Reproduce the passage on Camilo Ynitia and Olompali word for word, in full.

## Extract provided
== == ==
Camilo Ynitia was the son of Chief Olompali, who led a tribe of Miwoks in Marin. He was born in a mountainous region of Marin, near San Pablo Bay, but he was raised at Mission San Rafael.(16)
He had two daughters with his first wife, Cayetana, who died in 1850 after a fall from her
horse. Before he died, he married Susana Maria and, according to legend, buried
saddlebags full of gold (from his sale of land to Black) in the hills of his ranch. Upon his
death in 1856, rumor spread that robbers searching for his gold had murdered him. The
details of his death are unknown, however. (17)
The name Olompali comes from the lost Coast Miwok language and likely means southern village or southern people, states the state park's brochure. It has been in existence since 500 A.D. or nearly 2,000 years. It was a major Miwok center in 1,200 A.D. and seems to have been one of the largest in Marin County.(15)
The land grant is between present-day Novato and Petaluma.[4][5][6] A part of this land now comprises the Olompali State Historic Park.
== == ==
## Supplied data
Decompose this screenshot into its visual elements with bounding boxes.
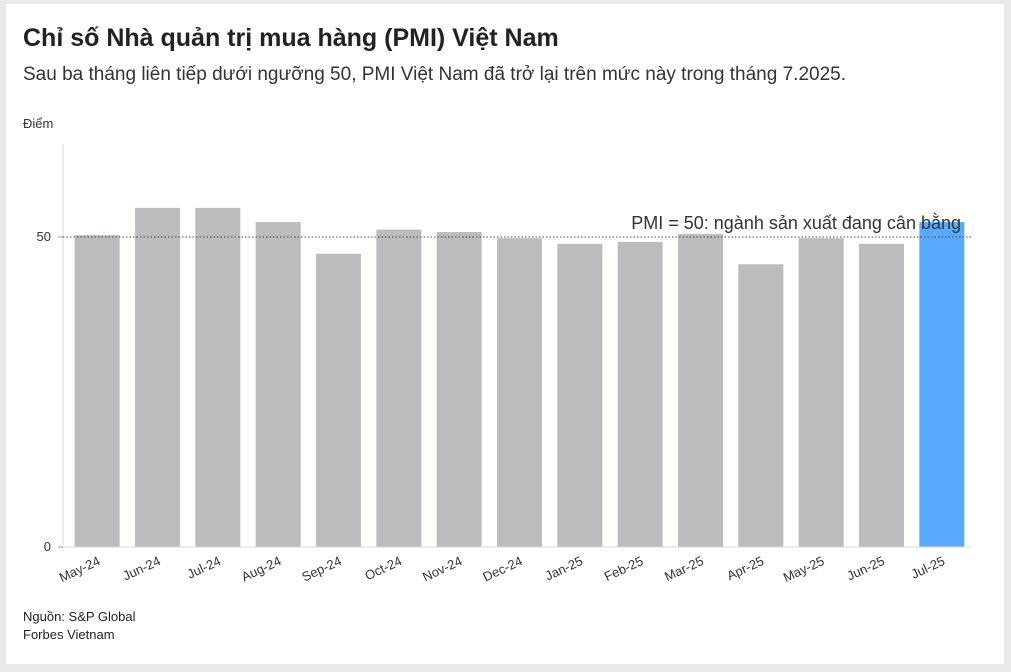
== == ==
## Task solution
Camilo Ynitia was the son of Chief Olompali, who led a tribe of Miwoks in Marin. He was born in a mountainous region of Marin, near San Pablo Bay, but he was raised at Mission San Rafael.(16)
He had two daughters with his first wife, Cayetana, who died in 1850 after a fall from her
horse. Before he died, he married Susana Maria and, according to legend, buried
saddlebags full of gold (from his sale of land to Black) in the hills of his ranch. Upon his
death in 1856, rumor spread that robbers searching for his gold had murdered him. The
details of his death are unknown, however. (17)
The name Olompali comes from the lost Coast Miwok language and likely means southern village or southern people, states the state park's brochure. It has been in existence since 500 A.D. or nearly 2,000 years. It was a major Miwok center in 1,200 A.D. and seems to have been one of the largest in Marin County.(15)
The land grant is between present-day Novato and Petaluma.[4][5][6] A part of this land now comprises the Olompali State Historic Park.